* **INPUT DATA**:
====

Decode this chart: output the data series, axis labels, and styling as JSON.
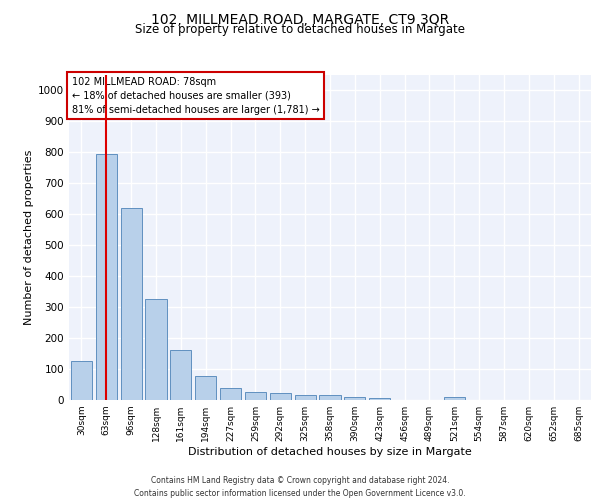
{
  "title_line1": "102, MILLMEAD ROAD, MARGATE, CT9 3QR",
  "title_line2": "Size of property relative to detached houses in Margate",
  "xlabel": "Distribution of detached houses by size in Margate",
  "ylabel": "Number of detached properties",
  "categories": [
    "30sqm",
    "63sqm",
    "96sqm",
    "128sqm",
    "161sqm",
    "194sqm",
    "227sqm",
    "259sqm",
    "292sqm",
    "325sqm",
    "358sqm",
    "390sqm",
    "423sqm",
    "456sqm",
    "489sqm",
    "521sqm",
    "554sqm",
    "587sqm",
    "620sqm",
    "652sqm",
    "685sqm"
  ],
  "values": [
    125,
    795,
    620,
    325,
    160,
    78,
    40,
    27,
    24,
    17,
    15,
    10,
    8,
    0,
    0,
    10,
    0,
    0,
    0,
    0,
    0
  ],
  "bar_color": "#b8d0ea",
  "bar_edge_color": "#6090c0",
  "redline_x": 1,
  "annotation_title": "102 MILLMEAD ROAD: 78sqm",
  "annotation_line1": "← 18% of detached houses are smaller (393)",
  "annotation_line2": "81% of semi-detached houses are larger (1,781) →",
  "annotation_box_color": "#ffffff",
  "annotation_box_edge": "#cc0000",
  "footer_line1": "Contains HM Land Registry data © Crown copyright and database right 2024.",
  "footer_line2": "Contains public sector information licensed under the Open Government Licence v3.0.",
  "ylim": [
    0,
    1050
  ],
  "yticks": [
    0,
    100,
    200,
    300,
    400,
    500,
    600,
    700,
    800,
    900,
    1000
  ],
  "bg_color": "#eef2fb",
  "grid_color": "#ffffff",
  "redline_color": "#dd0000",
  "fig_width": 6.0,
  "fig_height": 5.0,
  "fig_dpi": 100
}
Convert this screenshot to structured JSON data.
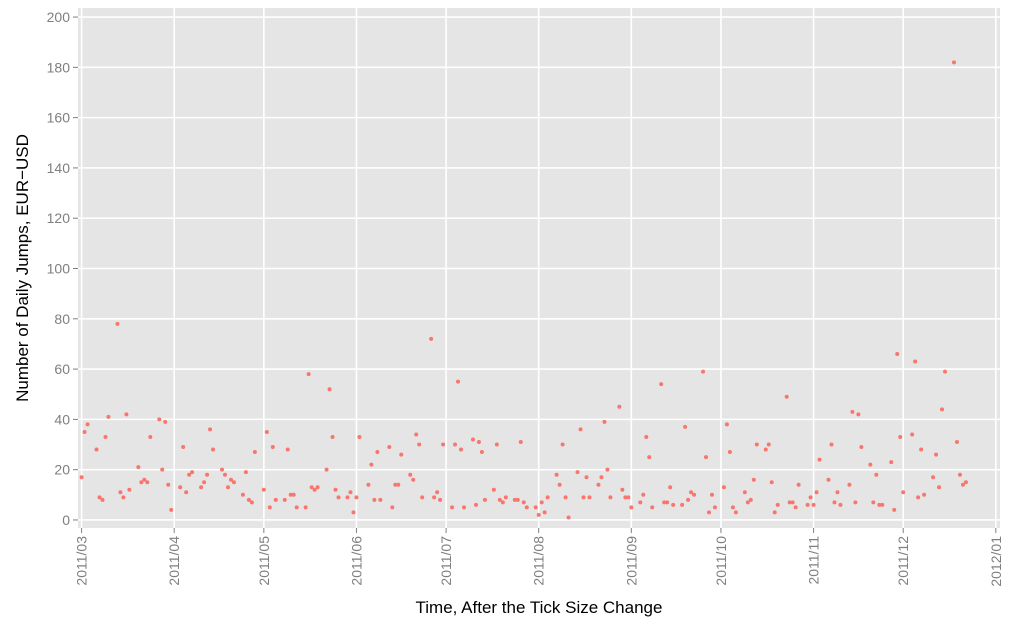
{
  "chart_data": {
    "type": "scatter",
    "xlabel": "Time, After the Tick Size Change",
    "ylabel": "Number of Daily Jumps, EUR−USD",
    "color": "#f8766d",
    "x": [
      0,
      1,
      2,
      5,
      6,
      7,
      8,
      9,
      12,
      13,
      14,
      15,
      16,
      19,
      20,
      21,
      22,
      23,
      26,
      27,
      28,
      29,
      30,
      33,
      34,
      35,
      36,
      37,
      40,
      41,
      42,
      43,
      44,
      47,
      48,
      49,
      50,
      51,
      54,
      55,
      56,
      57,
      58,
      61,
      62,
      63,
      64,
      65,
      68,
      69,
      70,
      71,
      72,
      75,
      76,
      77,
      78,
      79,
      82,
      83,
      84,
      85,
      86,
      89,
      90,
      91,
      92,
      93,
      96,
      97,
      98,
      99,
      100,
      103,
      104,
      105,
      106,
      107,
      110,
      111,
      112,
      113,
      114,
      117,
      118,
      119,
      120,
      121,
      124,
      125,
      126,
      127,
      128,
      131,
      132,
      133,
      134,
      135,
      138,
      139,
      140,
      141,
      142,
      145,
      146,
      147,
      148,
      149,
      152,
      153,
      154,
      155,
      156,
      159,
      160,
      161,
      162,
      163,
      166,
      167,
      168,
      169,
      170,
      173,
      174,
      175,
      176,
      177,
      180,
      181,
      182,
      183,
      184,
      187,
      188,
      189,
      190,
      191,
      194,
      195,
      196,
      197,
      198,
      201,
      202,
      203,
      204,
      205,
      208,
      209,
      210,
      211,
      212,
      215,
      216,
      217,
      218,
      219,
      222,
      223,
      224,
      225,
      226,
      229,
      230,
      231,
      232,
      233,
      236,
      237,
      238,
      239,
      240,
      243,
      244,
      245,
      246,
      247,
      250,
      251,
      252,
      253,
      254,
      257,
      258,
      259,
      260,
      261,
      264,
      265,
      266,
      267,
      268,
      271,
      272,
      273,
      274,
      275,
      278,
      279,
      280,
      281,
      282,
      285,
      286,
      287,
      288,
      289,
      292,
      293,
      294,
      295,
      296
    ],
    "y": [
      17,
      35,
      38,
      28,
      9,
      8,
      33,
      41,
      78,
      11,
      9,
      42,
      12,
      21,
      15,
      16,
      15,
      33,
      40,
      20,
      39,
      14,
      4,
      13,
      29,
      11,
      18,
      19,
      13,
      15,
      18,
      36,
      28,
      20,
      18,
      13,
      16,
      15,
      10,
      19,
      8,
      7,
      27,
      12,
      35,
      5,
      29,
      8,
      8,
      28,
      10,
      10,
      5,
      5,
      58,
      13,
      12,
      13,
      20,
      52,
      33,
      12,
      9,
      9,
      11,
      3,
      9,
      33,
      14,
      22,
      8,
      27,
      8,
      29,
      5,
      14,
      14,
      26,
      18,
      16,
      34,
      30,
      9,
      72,
      9,
      11,
      8,
      30,
      5,
      30,
      55,
      28,
      5,
      32,
      6,
      31,
      27,
      8,
      12,
      30,
      8,
      7,
      9,
      8,
      8,
      31,
      7,
      5,
      5,
      2,
      7,
      3,
      9,
      18,
      14,
      30,
      9,
      1,
      19,
      36,
      9,
      17,
      9,
      14,
      17,
      39,
      20,
      9,
      45,
      12,
      9,
      9,
      5,
      7,
      10,
      33,
      25,
      5,
      54,
      7,
      7,
      13,
      6,
      6,
      37,
      8,
      11,
      10,
      59,
      25,
      3,
      10,
      5,
      13,
      38,
      27,
      5,
      3,
      11,
      7,
      8,
      16,
      30,
      28,
      30,
      15,
      3,
      6,
      49,
      7,
      7,
      5,
      14,
      6,
      9,
      6,
      11,
      24,
      16,
      30,
      7,
      11,
      6,
      14,
      43,
      7,
      42,
      29,
      22,
      7,
      18,
      6,
      6,
      23,
      4,
      66,
      33,
      11,
      34,
      63,
      9,
      28,
      10,
      17,
      26,
      13,
      44,
      59,
      182,
      31,
      18,
      14,
      15
    ],
    "xlim": [
      -1.2,
      307.4
    ],
    "xticks": [
      {
        "value": 0,
        "label": "2011/03"
      },
      {
        "value": 31,
        "label": "2011/04"
      },
      {
        "value": 61,
        "label": "2011/05"
      },
      {
        "value": 92,
        "label": "2011/06"
      },
      {
        "value": 122,
        "label": "2011/07"
      },
      {
        "value": 153,
        "label": "2011/08"
      },
      {
        "value": 184,
        "label": "2011/09"
      },
      {
        "value": 214,
        "label": "2011/10"
      },
      {
        "value": 245,
        "label": "2011/11"
      },
      {
        "value": 275,
        "label": "2011/12"
      },
      {
        "value": 306,
        "label": "2012/01"
      }
    ],
    "ylim": [
      -3.2,
      203.6
    ],
    "yticks": [
      0,
      20,
      40,
      60,
      80,
      100,
      120,
      140,
      160,
      180,
      200
    ],
    "grid": true
  }
}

====

* **STATED GOAL**: Select all lines with the word "this" from the entries above.

* **EXERCISE OUTPUT**:
Decode this chart: output the data series, axis labels, and styling as JSON.
Convert this screenshot to structured JSON data.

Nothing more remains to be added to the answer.